[What is needed]: Your task is to reproduce the entries below word for word.

[Available data]:

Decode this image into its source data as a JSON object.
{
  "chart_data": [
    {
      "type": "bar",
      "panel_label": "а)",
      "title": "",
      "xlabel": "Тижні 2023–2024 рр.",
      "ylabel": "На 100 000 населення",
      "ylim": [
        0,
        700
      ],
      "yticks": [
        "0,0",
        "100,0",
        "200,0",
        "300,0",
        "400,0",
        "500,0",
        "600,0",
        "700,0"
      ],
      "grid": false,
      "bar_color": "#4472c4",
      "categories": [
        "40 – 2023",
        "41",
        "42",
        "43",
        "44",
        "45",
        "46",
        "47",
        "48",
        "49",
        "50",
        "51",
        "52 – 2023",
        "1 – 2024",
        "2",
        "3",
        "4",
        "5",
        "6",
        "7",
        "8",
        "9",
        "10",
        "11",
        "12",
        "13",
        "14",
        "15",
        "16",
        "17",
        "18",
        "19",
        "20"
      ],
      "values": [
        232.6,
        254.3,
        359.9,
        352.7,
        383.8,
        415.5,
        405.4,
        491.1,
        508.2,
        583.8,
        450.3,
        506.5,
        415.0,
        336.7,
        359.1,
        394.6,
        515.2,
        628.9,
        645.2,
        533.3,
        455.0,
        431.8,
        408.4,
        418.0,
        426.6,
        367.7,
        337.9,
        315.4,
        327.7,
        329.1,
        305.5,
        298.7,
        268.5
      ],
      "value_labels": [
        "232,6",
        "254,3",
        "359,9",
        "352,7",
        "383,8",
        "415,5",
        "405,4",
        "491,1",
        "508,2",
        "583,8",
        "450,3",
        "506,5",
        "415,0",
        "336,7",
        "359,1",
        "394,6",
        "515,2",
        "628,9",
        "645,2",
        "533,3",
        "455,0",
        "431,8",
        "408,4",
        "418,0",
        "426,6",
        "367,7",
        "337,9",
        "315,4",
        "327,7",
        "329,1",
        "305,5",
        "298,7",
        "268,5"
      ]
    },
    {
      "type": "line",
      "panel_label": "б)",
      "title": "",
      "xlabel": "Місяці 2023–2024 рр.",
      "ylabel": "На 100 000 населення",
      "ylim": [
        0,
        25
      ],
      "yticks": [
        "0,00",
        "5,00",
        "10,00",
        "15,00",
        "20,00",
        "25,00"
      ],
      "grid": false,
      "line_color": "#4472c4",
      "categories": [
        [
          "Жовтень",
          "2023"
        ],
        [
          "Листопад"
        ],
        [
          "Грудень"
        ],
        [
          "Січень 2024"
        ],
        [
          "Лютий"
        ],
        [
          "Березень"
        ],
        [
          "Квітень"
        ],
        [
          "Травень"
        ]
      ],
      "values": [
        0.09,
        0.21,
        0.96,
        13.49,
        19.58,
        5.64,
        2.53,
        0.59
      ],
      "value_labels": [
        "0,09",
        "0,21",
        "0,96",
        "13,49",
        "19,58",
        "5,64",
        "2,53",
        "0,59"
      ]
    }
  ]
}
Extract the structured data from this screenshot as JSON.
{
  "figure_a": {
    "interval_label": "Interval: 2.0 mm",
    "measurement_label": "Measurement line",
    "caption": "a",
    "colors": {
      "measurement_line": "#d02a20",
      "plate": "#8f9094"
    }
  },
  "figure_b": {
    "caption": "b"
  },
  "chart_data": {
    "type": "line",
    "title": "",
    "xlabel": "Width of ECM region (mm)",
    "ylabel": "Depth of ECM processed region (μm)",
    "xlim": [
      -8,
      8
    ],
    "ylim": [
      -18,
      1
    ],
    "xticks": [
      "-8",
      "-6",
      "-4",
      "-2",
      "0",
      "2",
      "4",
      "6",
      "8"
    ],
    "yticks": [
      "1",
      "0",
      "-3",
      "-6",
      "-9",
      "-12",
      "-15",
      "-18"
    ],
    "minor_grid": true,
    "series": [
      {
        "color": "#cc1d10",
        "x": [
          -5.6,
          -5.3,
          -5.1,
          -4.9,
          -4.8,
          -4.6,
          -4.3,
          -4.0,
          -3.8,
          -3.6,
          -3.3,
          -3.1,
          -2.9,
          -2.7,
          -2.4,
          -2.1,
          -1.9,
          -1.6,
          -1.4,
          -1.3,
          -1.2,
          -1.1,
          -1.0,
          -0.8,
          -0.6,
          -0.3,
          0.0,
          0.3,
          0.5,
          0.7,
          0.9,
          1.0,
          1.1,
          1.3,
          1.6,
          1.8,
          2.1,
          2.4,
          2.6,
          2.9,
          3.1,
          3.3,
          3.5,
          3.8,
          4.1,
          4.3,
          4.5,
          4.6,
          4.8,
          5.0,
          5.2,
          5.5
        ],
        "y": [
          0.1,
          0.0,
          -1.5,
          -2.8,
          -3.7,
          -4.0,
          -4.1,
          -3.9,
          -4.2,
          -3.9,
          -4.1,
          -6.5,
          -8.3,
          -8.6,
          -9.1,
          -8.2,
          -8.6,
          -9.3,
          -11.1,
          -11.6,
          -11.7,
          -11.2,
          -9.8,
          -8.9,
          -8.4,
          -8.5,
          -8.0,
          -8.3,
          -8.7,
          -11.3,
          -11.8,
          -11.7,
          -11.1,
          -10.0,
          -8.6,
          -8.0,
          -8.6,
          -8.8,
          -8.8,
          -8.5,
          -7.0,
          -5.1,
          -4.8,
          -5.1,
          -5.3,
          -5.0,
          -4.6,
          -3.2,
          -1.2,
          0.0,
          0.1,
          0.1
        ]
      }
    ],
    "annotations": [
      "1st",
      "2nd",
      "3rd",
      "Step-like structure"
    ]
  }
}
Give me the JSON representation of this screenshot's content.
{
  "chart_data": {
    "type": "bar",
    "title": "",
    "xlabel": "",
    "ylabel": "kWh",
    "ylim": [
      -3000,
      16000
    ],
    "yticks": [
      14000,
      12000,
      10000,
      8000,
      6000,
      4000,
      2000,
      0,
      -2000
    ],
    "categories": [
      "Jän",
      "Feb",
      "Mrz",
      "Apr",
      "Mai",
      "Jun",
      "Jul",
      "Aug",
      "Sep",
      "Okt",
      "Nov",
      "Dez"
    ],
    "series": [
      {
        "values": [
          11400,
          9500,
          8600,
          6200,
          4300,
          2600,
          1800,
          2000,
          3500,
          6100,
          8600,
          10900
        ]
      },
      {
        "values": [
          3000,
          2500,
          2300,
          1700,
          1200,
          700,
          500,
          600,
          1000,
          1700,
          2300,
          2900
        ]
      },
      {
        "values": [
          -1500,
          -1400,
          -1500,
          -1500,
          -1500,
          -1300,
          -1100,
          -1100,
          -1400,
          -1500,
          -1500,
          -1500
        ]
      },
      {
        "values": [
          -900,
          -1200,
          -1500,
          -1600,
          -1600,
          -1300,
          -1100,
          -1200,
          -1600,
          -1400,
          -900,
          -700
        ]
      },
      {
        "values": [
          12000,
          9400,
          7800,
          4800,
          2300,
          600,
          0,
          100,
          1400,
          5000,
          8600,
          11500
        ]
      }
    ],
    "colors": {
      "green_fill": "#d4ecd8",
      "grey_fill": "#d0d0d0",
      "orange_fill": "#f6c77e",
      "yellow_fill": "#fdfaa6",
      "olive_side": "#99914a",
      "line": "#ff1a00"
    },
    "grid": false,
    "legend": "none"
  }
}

[Finished task]:
Decode this image into its source data as a JSON object.
{
  "chart_data": [
    {
      "type": "bar",
      "panel_label": "а)",
      "title": "",
      "xlabel": "Тижні 2023–2024 рр.",
      "ylabel": "На 100 000 населення",
      "ylim": [
        0,
        700
      ],
      "yticks": [
        "0,0",
        "100,0",
        "200,0",
        "300,0",
        "400,0",
        "500,0",
        "600,0",
        "700,0"
      ],
      "grid": false,
      "bar_color": "#4472c4",
      "categories": [
        "40 – 2023",
        "41",
        "42",
        "43",
        "44",
        "45",
        "46",
        "47",
        "48",
        "49",
        "50",
        "51",
        "52 – 2023",
        "1 – 2024",
        "2",
        "3",
        "4",
        "5",
        "6",
        "7",
        "8",
        "9",
        "10",
        "11",
        "12",
        "13",
        "14",
        "15",
        "16",
        "17",
        "18",
        "19",
        "20"
      ],
      "values": [
        232.6,
        254.3,
        359.9,
        352.7,
        383.8,
        415.5,
        405.4,
        491.1,
        508.2,
        583.8,
        450.3,
        506.5,
        415.0,
        336.7,
        359.1,
        394.6,
        515.2,
        628.9,
        645.2,
        533.3,
        455.0,
        431.8,
        408.4,
        418.0,
        426.6,
        367.7,
        337.9,
        315.4,
        327.7,
        329.1,
        305.5,
        298.7,
        268.5
      ],
      "value_labels": [
        "232,6",
        "254,3",
        "359,9",
        "352,7",
        "383,8",
        "415,5",
        "405,4",
        "491,1",
        "508,2",
        "583,8",
        "450,3",
        "506,5",
        "415,0",
        "336,7",
        "359,1",
        "394,6",
        "515,2",
        "628,9",
        "645,2",
        "533,3",
        "455,0",
        "431,8",
        "408,4",
        "418,0",
        "426,6",
        "367,7",
        "337,9",
        "315,4",
        "327,7",
        "329,1",
        "305,5",
        "298,7",
        "268,5"
      ]
    },
    {
      "type": "line",
      "panel_label": "б)",
      "title": "",
      "xlabel": "Місяці 2023–2024 рр.",
      "ylabel": "На 100 000 населення",
      "ylim": [
        0,
        25
      ],
      "yticks": [
        "0,00",
        "5,00",
        "10,00",
        "15,00",
        "20,00",
        "25,00"
      ],
      "grid": false,
      "line_color": "#4472c4",
      "categories": [
        [
          "Жовтень",
          "2023"
        ],
        [
          "Листопад"
        ],
        [
          "Грудень"
        ],
        [
          "Січень 2024"
        ],
        [
          "Лютий"
        ],
        [
          "Березень"
        ],
        [
          "Квітень"
        ],
        [
          "Травень"
        ]
      ],
      "values": [
        0.09,
        0.21,
        0.96,
        13.49,
        19.58,
        5.64,
        2.53,
        0.59
      ],
      "value_labels": [
        "0,09",
        "0,21",
        "0,96",
        "13,49",
        "19,58",
        "5,64",
        "2,53",
        "0,59"
      ]
    }
  ]
}
Extract the structured data from this screenshot as JSON.
{
  "figure_a": {
    "interval_label": "Interval: 2.0 mm",
    "measurement_label": "Measurement line",
    "caption": "a",
    "colors": {
      "measurement_line": "#d02a20",
      "plate": "#8f9094"
    }
  },
  "figure_b": {
    "caption": "b"
  },
  "chart_data": {
    "type": "line",
    "title": "",
    "xlabel": "Width of ECM region (mm)",
    "ylabel": "Depth of ECM processed region (μm)",
    "xlim": [
      -8,
      8
    ],
    "ylim": [
      -18,
      1
    ],
    "xticks": [
      "-8",
      "-6",
      "-4",
      "-2",
      "0",
      "2",
      "4",
      "6",
      "8"
    ],
    "yticks": [
      "1",
      "0",
      "-3",
      "-6",
      "-9",
      "-12",
      "-15",
      "-18"
    ],
    "minor_grid": true,
    "series": [
      {
        "color": "#cc1d10",
        "x": [
          -5.6,
          -5.3,
          -5.1,
          -4.9,
          -4.8,
          -4.6,
          -4.3,
          -4.0,
          -3.8,
          -3.6,
          -3.3,
          -3.1,
          -2.9,
          -2.7,
          -2.4,
          -2.1,
          -1.9,
          -1.6,
          -1.4,
          -1.3,
          -1.2,
          -1.1,
          -1.0,
          -0.8,
          -0.6,
          -0.3,
          0.0,
          0.3,
          0.5,
          0.7,
          0.9,
          1.0,
          1.1,
          1.3,
          1.6,
          1.8,
          2.1,
          2.4,
          2.6,
          2.9,
          3.1,
          3.3,
          3.5,
          3.8,
          4.1,
          4.3,
          4.5,
          4.6,
          4.8,
          5.0,
          5.2,
          5.5
        ],
        "y": [
          0.1,
          0.0,
          -1.5,
          -2.8,
          -3.7,
          -4.0,
          -4.1,
          -3.9,
          -4.2,
          -3.9,
          -4.1,
          -6.5,
          -8.3,
          -8.6,
          -9.1,
          -8.2,
          -8.6,
          -9.3,
          -11.1,
          -11.6,
          -11.7,
          -11.2,
          -9.8,
          -8.9,
          -8.4,
          -8.5,
          -8.0,
          -8.3,
          -8.7,
          -11.3,
          -11.8,
          -11.7,
          -11.1,
          -10.0,
          -8.6,
          -8.0,
          -8.6,
          -8.8,
          -8.8,
          -8.5,
          -7.0,
          -5.1,
          -4.8,
          -5.1,
          -5.3,
          -5.0,
          -4.6,
          -3.2,
          -1.2,
          0.0,
          0.1,
          0.1
        ]
      }
    ],
    "annotations": [
      "1st",
      "2nd",
      "3rd",
      "Step-like structure"
    ]
  }
}
Give me the JSON representation of this screenshot's content.
{
  "chart_data": {
    "type": "bar",
    "title": "",
    "xlabel": "",
    "ylabel": "kWh",
    "ylim": [
      -3000,
      16000
    ],
    "yticks": [
      14000,
      12000,
      10000,
      8000,
      6000,
      4000,
      2000,
      0,
      -2000
    ],
    "categories": [
      "Jän",
      "Feb",
      "Mrz",
      "Apr",
      "Mai",
      "Jun",
      "Jul",
      "Aug",
      "Sep",
      "Okt",
      "Nov",
      "Dez"
    ],
    "series": [
      {
        "values": [
          11400,
          9500,
          8600,
          6200,
          4300,
          2600,
          1800,
          2000,
          3500,
          6100,
          8600,
          10900
        ]
      },
      {
        "values": [
          3000,
          2500,
          2300,
          1700,
          1200,
          700,
          500,
          600,
          1000,
          1700,
          2300,
          2900
        ]
      },
      {
        "values": [
          -1500,
          -1400,
          -1500,
          -1500,
          -1500,
          -1300,
          -1100,
          -1100,
          -1400,
          -1500,
          -1500,
          -1500
        ]
      },
      {
        "values": [
          -900,
          -1200,
          -1500,
          -1600,
          -1600,
          -1300,
          -1100,
          -1200,
          -1600,
          -1400,
          -900,
          -700
        ]
      },
      {
        "values": [
          12000,
          9400,
          7800,
          4800,
          2300,
          600,
          0,
          100,
          1400,
          5000,
          8600,
          11500
        ]
      }
    ],
    "colors": {
      "green_fill": "#d4ecd8",
      "grey_fill": "#d0d0d0",
      "orange_fill": "#f6c77e",
      "yellow_fill": "#fdfaa6",
      "olive_side": "#99914a",
      "line": "#ff1a00"
    },
    "grid": false,
    "legend": "none"
  }
}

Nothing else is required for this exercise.